(SOURCE MATERIAL)
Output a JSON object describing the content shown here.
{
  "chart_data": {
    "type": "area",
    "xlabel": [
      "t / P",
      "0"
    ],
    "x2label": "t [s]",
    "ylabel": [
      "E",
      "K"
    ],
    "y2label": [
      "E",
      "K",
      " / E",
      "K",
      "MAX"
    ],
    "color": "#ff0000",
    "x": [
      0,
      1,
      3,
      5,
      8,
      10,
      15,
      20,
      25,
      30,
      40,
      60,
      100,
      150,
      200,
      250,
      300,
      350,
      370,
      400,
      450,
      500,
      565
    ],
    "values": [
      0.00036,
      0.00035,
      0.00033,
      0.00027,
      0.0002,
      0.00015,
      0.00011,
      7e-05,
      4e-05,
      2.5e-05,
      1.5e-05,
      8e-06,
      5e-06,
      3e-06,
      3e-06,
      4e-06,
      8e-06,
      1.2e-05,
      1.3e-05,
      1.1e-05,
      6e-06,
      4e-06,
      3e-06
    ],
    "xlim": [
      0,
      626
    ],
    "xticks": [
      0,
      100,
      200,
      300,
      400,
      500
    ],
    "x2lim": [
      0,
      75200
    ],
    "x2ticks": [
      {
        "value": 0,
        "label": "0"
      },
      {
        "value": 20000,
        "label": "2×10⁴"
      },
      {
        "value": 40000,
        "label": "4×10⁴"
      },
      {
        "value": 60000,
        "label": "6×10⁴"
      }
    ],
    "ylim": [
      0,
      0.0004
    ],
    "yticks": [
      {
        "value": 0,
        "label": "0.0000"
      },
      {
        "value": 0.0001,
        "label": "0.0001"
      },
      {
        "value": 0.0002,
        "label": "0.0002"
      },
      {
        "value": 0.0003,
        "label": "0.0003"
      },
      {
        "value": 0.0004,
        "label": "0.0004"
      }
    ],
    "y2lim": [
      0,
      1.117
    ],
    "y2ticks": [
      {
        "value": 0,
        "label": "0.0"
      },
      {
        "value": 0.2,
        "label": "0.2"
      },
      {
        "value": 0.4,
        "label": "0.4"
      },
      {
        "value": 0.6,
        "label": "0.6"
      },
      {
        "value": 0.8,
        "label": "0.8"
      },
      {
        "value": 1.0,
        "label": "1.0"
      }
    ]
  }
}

(GIVEN TASK) Nothing in the data may differ; print all of it exactly as written.

(ANSWER TO THIS PROBLEM)
Output a JSON object describing the content shown here.
{
  "chart_data": {
    "type": "area",
    "xlabel": [
      "t / P",
      "0"
    ],
    "x2label": "t [s]",
    "ylabel": [
      "E",
      "K"
    ],
    "y2label": [
      "E",
      "K",
      " / E",
      "K",
      "MAX"
    ],
    "color": "#ff0000",
    "x": [
      0,
      1,
      3,
      5,
      8,
      10,
      15,
      20,
      25,
      30,
      40,
      60,
      100,
      150,
      200,
      250,
      300,
      350,
      370,
      400,
      450,
      500,
      565
    ],
    "values": [
      0.00036,
      0.00035,
      0.00033,
      0.00027,
      0.0002,
      0.00015,
      0.00011,
      7e-05,
      4e-05,
      2.5e-05,
      1.5e-05,
      8e-06,
      5e-06,
      3e-06,
      3e-06,
      4e-06,
      8e-06,
      1.2e-05,
      1.3e-05,
      1.1e-05,
      6e-06,
      4e-06,
      3e-06
    ],
    "xlim": [
      0,
      626
    ],
    "xticks": [
      0,
      100,
      200,
      300,
      400,
      500
    ],
    "x2lim": [
      0,
      75200
    ],
    "x2ticks": [
      {
        "value": 0,
        "label": "0"
      },
      {
        "value": 20000,
        "label": "2×10⁴"
      },
      {
        "value": 40000,
        "label": "4×10⁴"
      },
      {
        "value": 60000,
        "label": "6×10⁴"
      }
    ],
    "ylim": [
      0,
      0.0004
    ],
    "yticks": [
      {
        "value": 0,
        "label": "0.0000"
      },
      {
        "value": 0.0001,
        "label": "0.0001"
      },
      {
        "value": 0.0002,
        "label": "0.0002"
      },
      {
        "value": 0.0003,
        "label": "0.0003"
      },
      {
        "value": 0.0004,
        "label": "0.0004"
      }
    ],
    "y2lim": [
      0,
      1.117
    ],
    "y2ticks": [
      {
        "value": 0,
        "label": "0.0"
      },
      {
        "value": 0.2,
        "label": "0.2"
      },
      {
        "value": 0.4,
        "label": "0.4"
      },
      {
        "value": 0.6,
        "label": "0.6"
      },
      {
        "value": 0.8,
        "label": "0.8"
      },
      {
        "value": 1.0,
        "label": "1.0"
      }
    ]
  }
}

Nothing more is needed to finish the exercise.